◆ Excerpted records:
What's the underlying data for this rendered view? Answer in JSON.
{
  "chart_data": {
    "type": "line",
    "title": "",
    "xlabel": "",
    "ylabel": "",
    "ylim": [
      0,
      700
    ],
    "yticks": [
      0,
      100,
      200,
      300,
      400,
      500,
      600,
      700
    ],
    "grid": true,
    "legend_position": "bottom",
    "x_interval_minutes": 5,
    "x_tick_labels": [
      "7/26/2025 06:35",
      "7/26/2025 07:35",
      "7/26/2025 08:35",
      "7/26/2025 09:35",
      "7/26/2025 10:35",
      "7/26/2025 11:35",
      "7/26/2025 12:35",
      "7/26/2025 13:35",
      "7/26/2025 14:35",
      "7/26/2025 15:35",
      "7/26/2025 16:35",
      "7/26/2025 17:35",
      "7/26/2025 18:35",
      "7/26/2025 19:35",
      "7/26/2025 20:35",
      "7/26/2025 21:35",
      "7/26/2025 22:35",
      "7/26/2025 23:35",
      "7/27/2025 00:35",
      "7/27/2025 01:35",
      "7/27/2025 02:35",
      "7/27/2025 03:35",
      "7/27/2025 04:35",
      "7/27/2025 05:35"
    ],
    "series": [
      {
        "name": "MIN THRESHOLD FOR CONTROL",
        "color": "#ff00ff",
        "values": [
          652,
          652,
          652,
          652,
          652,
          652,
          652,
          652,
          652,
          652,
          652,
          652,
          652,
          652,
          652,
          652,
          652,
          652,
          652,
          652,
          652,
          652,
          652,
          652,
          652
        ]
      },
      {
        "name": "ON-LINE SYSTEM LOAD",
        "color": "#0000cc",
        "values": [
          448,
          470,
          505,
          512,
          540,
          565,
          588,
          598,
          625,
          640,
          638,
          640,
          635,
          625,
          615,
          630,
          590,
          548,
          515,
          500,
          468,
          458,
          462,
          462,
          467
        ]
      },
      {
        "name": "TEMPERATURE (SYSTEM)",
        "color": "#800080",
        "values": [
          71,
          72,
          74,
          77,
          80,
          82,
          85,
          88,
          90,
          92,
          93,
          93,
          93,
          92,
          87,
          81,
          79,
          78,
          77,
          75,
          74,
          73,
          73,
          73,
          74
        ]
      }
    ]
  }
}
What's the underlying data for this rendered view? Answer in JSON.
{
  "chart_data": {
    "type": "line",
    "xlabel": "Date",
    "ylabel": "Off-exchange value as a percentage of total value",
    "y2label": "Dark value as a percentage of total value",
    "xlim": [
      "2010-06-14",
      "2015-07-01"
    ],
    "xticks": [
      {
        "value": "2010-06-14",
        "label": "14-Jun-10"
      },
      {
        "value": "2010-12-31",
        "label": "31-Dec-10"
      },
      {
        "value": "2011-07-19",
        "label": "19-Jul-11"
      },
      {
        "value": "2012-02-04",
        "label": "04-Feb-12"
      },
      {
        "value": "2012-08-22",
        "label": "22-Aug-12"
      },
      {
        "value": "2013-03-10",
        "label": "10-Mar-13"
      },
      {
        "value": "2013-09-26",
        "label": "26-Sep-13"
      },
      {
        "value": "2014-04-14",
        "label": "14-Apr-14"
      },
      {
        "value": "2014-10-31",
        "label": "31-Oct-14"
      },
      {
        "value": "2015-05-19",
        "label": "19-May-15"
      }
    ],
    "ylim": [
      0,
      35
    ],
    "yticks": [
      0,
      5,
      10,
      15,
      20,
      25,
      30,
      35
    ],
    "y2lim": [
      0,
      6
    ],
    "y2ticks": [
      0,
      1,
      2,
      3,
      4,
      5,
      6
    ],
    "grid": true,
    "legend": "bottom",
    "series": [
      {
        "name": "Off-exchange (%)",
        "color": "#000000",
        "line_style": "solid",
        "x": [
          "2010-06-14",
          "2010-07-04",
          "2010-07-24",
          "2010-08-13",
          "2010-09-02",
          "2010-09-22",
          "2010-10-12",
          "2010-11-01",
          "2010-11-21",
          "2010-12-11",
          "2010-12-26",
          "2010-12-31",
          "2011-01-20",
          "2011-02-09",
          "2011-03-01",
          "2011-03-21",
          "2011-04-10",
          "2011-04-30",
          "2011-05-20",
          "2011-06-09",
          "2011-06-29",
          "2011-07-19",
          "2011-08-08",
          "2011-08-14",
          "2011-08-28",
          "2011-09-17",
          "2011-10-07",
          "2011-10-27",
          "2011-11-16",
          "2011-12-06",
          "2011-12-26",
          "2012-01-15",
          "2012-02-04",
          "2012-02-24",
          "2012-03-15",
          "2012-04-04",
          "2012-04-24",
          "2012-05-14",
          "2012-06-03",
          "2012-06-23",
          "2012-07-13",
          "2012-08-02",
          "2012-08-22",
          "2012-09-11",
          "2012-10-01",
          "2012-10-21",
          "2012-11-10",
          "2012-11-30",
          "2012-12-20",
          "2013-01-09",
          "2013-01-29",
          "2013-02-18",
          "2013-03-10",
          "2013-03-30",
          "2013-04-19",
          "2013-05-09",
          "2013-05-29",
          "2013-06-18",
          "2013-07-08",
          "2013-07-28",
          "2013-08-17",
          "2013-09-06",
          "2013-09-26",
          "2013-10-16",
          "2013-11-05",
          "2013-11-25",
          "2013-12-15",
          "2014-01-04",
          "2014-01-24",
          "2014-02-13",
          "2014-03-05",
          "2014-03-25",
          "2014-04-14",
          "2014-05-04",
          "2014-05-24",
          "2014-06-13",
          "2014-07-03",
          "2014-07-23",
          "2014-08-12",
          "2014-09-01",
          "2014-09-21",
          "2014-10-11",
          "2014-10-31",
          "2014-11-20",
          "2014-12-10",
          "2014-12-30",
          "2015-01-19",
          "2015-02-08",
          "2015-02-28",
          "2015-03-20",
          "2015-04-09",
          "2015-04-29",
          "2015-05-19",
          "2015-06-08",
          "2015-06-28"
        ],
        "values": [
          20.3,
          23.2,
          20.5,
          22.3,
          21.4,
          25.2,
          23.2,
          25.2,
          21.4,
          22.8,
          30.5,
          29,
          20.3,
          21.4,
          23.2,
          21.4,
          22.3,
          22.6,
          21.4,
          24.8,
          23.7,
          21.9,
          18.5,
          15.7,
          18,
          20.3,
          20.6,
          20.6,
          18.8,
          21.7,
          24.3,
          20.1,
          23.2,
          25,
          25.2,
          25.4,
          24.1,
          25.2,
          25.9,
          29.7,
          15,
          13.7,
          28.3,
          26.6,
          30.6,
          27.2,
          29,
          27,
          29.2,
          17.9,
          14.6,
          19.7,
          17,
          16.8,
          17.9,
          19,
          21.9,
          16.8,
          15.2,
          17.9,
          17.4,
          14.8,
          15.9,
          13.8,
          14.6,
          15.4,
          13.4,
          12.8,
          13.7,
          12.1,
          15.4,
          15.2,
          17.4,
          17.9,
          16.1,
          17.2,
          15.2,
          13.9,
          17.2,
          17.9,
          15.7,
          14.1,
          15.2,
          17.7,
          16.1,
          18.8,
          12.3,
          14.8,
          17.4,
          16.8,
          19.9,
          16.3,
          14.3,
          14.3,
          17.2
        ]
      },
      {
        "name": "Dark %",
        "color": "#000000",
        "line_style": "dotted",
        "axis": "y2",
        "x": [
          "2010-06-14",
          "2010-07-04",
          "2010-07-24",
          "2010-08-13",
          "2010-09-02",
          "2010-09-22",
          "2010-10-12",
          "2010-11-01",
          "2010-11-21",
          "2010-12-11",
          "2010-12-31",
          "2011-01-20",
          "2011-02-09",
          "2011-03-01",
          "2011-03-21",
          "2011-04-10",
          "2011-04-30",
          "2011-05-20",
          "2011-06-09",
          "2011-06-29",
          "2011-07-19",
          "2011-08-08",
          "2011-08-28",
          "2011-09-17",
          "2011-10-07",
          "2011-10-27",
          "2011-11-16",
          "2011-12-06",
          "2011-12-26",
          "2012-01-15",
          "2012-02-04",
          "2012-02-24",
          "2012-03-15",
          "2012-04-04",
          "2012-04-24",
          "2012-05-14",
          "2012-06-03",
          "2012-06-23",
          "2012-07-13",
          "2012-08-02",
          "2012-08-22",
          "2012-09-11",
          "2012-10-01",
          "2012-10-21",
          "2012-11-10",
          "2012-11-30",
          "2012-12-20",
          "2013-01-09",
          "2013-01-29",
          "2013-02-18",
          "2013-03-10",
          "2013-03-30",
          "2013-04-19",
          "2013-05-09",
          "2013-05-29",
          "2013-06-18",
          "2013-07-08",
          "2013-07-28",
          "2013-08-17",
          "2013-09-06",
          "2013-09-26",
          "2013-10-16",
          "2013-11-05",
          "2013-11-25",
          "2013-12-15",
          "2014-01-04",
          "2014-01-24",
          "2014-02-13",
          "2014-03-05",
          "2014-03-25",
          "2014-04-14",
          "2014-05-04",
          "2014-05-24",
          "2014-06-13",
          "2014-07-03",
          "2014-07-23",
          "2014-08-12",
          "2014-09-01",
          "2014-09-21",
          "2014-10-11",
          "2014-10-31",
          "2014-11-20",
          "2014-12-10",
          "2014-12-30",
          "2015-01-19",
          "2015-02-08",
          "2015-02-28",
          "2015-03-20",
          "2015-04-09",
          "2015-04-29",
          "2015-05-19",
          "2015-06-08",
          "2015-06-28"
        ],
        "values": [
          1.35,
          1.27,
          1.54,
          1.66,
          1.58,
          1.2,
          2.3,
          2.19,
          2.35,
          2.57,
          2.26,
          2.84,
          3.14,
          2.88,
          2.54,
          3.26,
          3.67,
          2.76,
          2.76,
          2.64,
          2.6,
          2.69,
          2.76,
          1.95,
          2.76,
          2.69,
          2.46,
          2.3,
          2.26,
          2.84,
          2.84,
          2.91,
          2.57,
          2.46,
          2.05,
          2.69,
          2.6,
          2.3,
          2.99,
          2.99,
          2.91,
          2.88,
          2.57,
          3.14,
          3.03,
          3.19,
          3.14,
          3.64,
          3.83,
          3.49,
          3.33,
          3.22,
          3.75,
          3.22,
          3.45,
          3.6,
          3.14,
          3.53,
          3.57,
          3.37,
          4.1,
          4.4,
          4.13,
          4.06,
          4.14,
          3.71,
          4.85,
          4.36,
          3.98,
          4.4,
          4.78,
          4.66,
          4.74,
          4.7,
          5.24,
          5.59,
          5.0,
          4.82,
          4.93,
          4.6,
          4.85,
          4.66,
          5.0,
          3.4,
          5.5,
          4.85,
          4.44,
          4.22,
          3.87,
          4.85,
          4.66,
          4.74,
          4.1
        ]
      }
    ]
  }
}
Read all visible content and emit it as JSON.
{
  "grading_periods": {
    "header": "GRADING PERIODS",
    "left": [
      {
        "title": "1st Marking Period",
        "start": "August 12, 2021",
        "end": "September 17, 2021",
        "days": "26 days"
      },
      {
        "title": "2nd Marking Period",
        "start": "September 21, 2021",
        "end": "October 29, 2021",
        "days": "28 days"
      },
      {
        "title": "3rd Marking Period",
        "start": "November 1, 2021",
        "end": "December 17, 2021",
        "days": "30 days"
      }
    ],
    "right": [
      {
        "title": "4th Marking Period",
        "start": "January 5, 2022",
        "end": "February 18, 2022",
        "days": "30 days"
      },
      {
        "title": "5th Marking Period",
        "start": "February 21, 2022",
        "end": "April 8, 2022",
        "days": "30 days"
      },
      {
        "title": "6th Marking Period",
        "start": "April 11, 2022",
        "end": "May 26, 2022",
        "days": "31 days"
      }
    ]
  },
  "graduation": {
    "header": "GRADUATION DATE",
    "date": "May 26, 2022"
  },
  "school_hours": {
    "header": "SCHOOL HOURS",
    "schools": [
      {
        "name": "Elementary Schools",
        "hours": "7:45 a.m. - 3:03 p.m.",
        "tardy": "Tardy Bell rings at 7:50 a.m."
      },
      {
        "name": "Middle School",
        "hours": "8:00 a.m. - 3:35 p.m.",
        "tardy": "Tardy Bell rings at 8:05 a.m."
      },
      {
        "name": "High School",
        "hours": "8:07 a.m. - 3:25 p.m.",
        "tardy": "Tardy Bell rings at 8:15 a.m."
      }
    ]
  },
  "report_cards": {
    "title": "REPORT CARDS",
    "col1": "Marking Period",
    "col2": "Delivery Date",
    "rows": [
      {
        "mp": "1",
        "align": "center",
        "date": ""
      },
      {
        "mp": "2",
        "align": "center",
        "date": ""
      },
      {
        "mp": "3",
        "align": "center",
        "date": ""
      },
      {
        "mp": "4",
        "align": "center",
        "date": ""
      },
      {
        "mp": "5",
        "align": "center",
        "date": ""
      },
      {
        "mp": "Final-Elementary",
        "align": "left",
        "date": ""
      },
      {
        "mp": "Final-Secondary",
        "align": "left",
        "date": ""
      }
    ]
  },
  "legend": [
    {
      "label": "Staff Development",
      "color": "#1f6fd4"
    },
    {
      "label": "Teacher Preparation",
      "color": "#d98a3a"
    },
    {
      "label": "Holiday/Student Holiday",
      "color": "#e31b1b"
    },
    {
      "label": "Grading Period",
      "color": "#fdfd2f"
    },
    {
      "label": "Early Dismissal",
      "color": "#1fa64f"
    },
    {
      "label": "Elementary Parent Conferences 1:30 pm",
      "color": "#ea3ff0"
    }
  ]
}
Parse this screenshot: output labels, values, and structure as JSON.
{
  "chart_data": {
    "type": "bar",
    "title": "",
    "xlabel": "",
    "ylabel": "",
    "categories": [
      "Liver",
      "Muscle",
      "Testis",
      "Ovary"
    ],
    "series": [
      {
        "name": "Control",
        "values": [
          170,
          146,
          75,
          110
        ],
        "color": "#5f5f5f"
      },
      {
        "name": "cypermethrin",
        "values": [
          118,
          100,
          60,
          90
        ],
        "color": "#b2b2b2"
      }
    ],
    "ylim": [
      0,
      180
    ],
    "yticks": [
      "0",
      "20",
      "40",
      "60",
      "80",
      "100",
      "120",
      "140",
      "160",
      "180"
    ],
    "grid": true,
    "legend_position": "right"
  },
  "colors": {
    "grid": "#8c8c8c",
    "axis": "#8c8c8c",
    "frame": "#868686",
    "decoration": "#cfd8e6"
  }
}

◆ Brief: Each line that holds the string "Final" counts once; give the total and nothing else.

◆ Answer to this problem: 2